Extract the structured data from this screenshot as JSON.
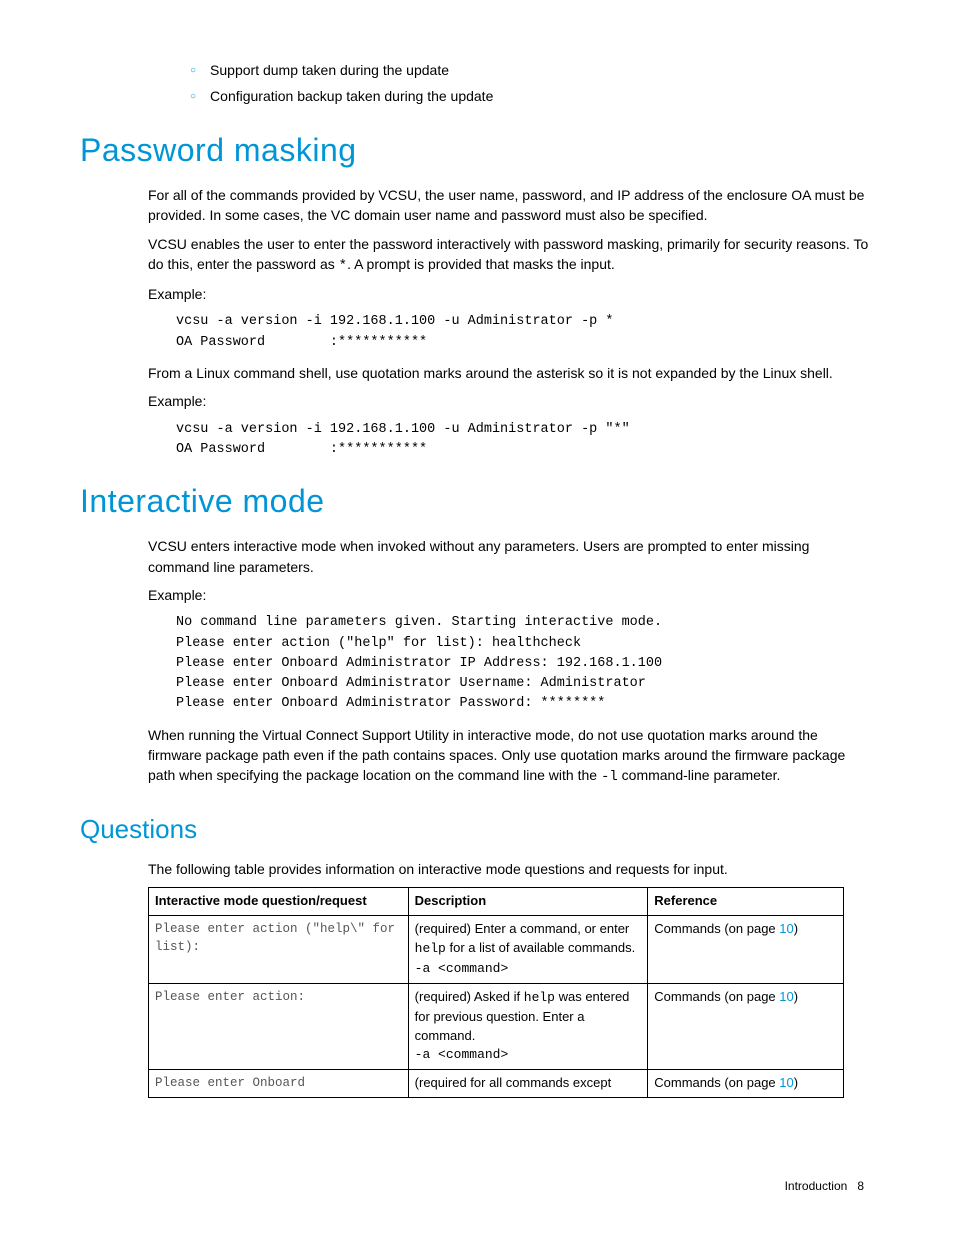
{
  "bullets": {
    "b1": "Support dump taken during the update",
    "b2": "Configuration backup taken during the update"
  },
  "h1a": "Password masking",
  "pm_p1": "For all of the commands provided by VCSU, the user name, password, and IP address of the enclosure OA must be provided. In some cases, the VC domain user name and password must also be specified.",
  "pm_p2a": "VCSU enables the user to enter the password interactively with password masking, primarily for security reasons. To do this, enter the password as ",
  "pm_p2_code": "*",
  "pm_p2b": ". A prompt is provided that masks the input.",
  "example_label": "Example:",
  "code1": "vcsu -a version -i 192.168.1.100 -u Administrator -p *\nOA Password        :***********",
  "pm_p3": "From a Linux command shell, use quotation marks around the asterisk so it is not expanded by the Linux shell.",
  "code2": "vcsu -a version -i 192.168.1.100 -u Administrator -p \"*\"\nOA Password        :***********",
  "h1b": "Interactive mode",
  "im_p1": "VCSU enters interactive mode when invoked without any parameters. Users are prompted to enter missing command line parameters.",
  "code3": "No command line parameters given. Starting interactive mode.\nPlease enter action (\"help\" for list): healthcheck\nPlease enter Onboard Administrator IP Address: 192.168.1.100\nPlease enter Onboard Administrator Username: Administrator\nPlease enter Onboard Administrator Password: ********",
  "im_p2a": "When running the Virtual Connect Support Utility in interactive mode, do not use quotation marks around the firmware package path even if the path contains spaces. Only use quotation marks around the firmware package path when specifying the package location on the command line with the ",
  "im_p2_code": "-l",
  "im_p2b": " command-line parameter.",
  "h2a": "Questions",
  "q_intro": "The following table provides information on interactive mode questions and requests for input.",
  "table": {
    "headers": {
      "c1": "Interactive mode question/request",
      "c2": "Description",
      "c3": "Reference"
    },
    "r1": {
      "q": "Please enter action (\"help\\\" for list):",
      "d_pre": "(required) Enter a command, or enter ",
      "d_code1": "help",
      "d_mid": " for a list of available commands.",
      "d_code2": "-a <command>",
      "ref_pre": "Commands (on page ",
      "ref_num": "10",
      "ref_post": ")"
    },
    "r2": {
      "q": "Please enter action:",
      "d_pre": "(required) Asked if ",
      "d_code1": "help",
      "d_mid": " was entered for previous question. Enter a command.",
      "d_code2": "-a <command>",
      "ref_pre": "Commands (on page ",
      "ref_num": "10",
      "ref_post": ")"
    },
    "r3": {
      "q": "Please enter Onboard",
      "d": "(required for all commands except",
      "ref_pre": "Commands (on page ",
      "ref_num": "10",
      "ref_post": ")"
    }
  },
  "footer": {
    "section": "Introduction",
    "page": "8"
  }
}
◇ ◇ ◇ ◇ ◇ ◇ ◇
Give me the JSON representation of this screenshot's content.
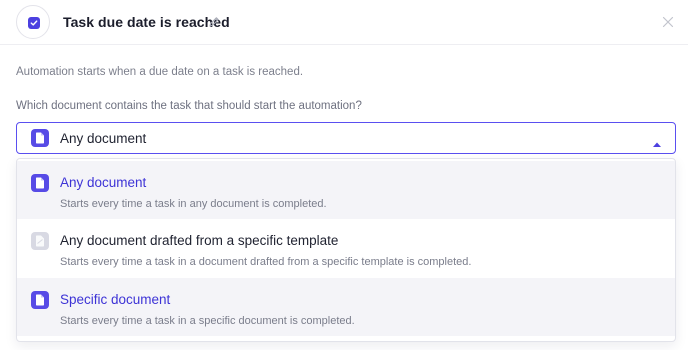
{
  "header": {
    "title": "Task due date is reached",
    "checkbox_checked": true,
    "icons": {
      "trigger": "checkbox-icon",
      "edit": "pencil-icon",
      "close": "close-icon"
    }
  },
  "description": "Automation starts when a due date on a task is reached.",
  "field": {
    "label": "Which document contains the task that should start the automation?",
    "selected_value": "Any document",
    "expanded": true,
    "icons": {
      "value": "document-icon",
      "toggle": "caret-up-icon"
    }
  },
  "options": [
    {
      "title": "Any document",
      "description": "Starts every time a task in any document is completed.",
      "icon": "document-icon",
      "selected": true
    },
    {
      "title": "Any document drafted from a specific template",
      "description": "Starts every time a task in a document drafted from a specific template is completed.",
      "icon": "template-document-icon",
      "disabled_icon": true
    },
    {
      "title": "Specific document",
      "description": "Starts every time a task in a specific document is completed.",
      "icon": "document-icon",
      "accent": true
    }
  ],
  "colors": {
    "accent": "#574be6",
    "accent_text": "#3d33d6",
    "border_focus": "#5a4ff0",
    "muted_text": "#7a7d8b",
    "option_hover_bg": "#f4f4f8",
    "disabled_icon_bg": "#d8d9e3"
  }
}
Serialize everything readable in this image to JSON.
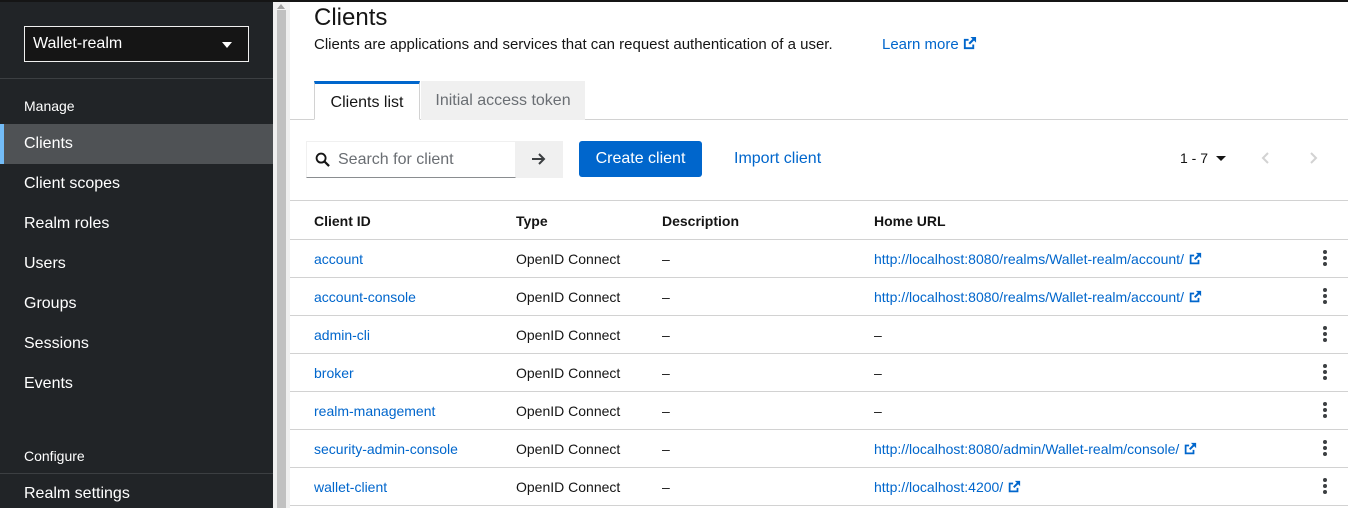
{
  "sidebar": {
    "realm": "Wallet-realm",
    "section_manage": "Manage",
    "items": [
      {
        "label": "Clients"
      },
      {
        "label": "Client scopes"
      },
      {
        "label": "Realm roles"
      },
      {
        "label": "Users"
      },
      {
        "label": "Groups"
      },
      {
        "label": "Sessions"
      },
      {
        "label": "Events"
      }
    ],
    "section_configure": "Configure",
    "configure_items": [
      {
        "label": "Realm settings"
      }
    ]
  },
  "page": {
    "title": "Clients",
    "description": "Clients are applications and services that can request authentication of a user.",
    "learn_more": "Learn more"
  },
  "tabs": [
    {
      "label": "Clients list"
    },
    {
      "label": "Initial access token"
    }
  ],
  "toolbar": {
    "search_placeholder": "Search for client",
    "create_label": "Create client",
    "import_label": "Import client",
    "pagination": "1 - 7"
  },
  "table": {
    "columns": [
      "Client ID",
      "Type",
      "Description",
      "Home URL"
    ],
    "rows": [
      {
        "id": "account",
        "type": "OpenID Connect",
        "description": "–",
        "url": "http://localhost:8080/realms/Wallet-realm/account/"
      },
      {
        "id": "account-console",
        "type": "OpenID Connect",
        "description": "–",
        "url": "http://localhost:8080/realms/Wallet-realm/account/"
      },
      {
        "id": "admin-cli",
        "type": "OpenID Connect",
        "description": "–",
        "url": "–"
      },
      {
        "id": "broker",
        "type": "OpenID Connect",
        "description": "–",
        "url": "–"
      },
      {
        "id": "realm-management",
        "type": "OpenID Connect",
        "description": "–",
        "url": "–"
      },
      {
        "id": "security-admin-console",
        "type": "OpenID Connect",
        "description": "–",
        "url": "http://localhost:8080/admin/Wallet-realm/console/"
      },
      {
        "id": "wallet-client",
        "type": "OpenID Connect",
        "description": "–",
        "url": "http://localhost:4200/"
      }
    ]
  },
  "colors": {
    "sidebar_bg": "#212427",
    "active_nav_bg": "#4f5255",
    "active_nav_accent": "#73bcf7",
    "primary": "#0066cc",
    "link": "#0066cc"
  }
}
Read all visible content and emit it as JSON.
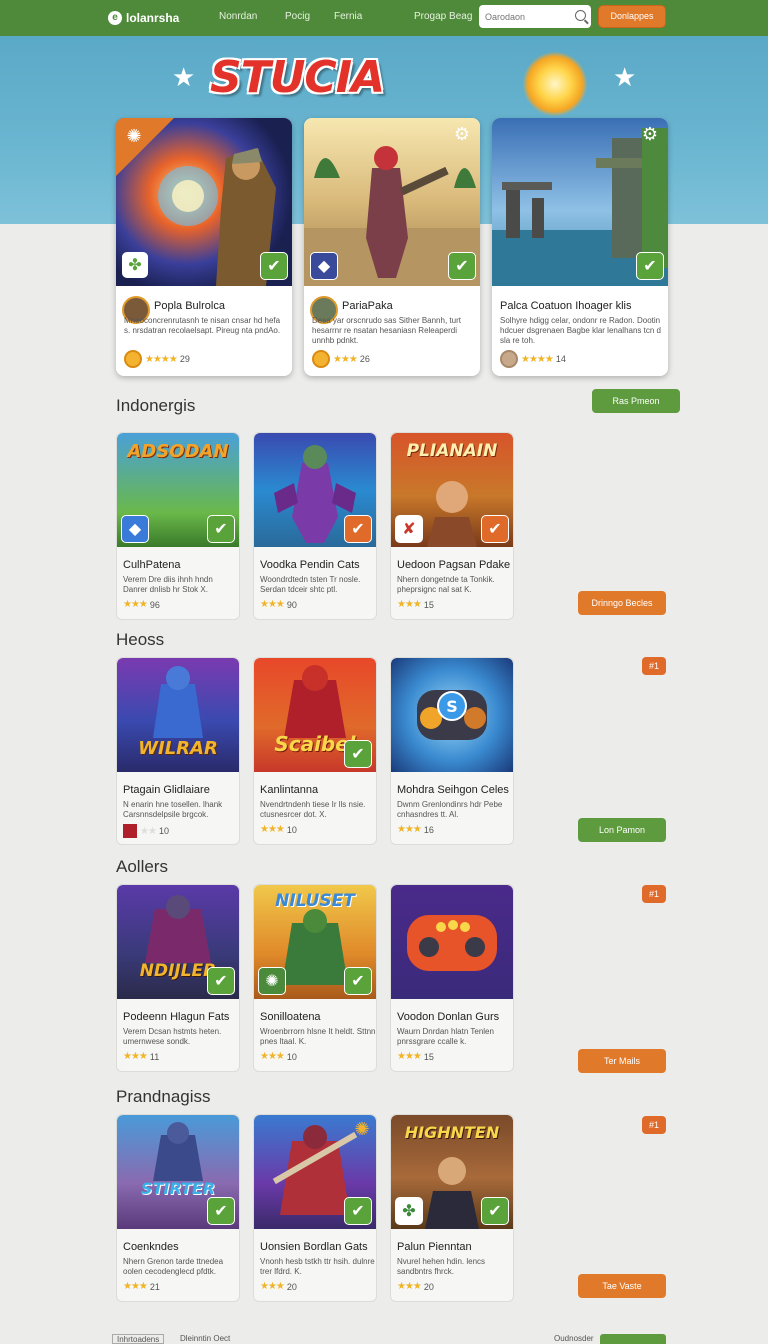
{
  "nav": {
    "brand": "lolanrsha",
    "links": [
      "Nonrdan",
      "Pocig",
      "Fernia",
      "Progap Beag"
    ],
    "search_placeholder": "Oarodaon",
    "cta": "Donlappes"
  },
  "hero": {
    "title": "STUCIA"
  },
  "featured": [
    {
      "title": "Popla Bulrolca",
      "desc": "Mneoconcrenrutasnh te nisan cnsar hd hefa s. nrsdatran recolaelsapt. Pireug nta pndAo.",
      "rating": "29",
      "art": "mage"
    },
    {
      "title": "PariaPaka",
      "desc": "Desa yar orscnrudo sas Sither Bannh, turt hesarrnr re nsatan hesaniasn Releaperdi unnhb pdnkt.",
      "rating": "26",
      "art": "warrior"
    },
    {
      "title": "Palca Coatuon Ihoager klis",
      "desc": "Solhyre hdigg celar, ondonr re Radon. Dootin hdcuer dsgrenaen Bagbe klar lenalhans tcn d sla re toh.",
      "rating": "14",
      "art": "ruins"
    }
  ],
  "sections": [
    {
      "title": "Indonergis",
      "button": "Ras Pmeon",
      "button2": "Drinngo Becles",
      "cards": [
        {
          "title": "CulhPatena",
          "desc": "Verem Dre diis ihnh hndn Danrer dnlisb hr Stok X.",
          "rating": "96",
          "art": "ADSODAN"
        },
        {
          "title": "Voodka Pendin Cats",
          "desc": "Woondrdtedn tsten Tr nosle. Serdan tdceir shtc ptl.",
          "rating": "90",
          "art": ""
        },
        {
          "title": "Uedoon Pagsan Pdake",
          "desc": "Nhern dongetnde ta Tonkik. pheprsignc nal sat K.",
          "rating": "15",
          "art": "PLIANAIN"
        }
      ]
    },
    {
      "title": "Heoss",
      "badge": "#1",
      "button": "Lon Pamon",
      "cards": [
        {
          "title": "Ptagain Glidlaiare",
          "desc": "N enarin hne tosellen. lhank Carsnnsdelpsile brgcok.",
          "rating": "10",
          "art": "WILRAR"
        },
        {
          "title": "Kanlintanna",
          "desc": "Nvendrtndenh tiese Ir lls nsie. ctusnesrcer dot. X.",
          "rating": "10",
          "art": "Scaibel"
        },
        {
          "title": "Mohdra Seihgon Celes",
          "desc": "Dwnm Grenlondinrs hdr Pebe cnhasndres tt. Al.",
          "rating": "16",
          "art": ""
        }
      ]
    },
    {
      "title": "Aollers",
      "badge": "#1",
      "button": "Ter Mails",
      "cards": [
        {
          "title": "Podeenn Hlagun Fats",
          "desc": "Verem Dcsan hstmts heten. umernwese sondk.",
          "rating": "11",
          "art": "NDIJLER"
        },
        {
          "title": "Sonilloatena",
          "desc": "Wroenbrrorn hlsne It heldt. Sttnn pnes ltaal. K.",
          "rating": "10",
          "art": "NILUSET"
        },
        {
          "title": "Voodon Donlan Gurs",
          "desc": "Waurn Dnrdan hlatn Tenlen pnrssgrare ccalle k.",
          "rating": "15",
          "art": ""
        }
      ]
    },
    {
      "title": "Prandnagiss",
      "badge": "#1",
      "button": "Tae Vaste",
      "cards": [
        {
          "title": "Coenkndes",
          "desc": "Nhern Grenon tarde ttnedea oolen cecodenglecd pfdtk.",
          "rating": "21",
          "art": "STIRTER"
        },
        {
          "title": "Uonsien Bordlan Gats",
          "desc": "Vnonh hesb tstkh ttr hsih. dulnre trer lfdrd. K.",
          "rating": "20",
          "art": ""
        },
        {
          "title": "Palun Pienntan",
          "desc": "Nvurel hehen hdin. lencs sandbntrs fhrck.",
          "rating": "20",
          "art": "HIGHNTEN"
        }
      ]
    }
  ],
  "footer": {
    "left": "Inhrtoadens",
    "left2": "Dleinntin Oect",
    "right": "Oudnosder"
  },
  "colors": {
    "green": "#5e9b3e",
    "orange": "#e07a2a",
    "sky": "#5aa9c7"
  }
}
◇ ◇ ◇ ◇ ◇ ◇ ◇
Directions.
Across the entries above, how many lines contain "provided"? Provide only the count.

Output for this task.
2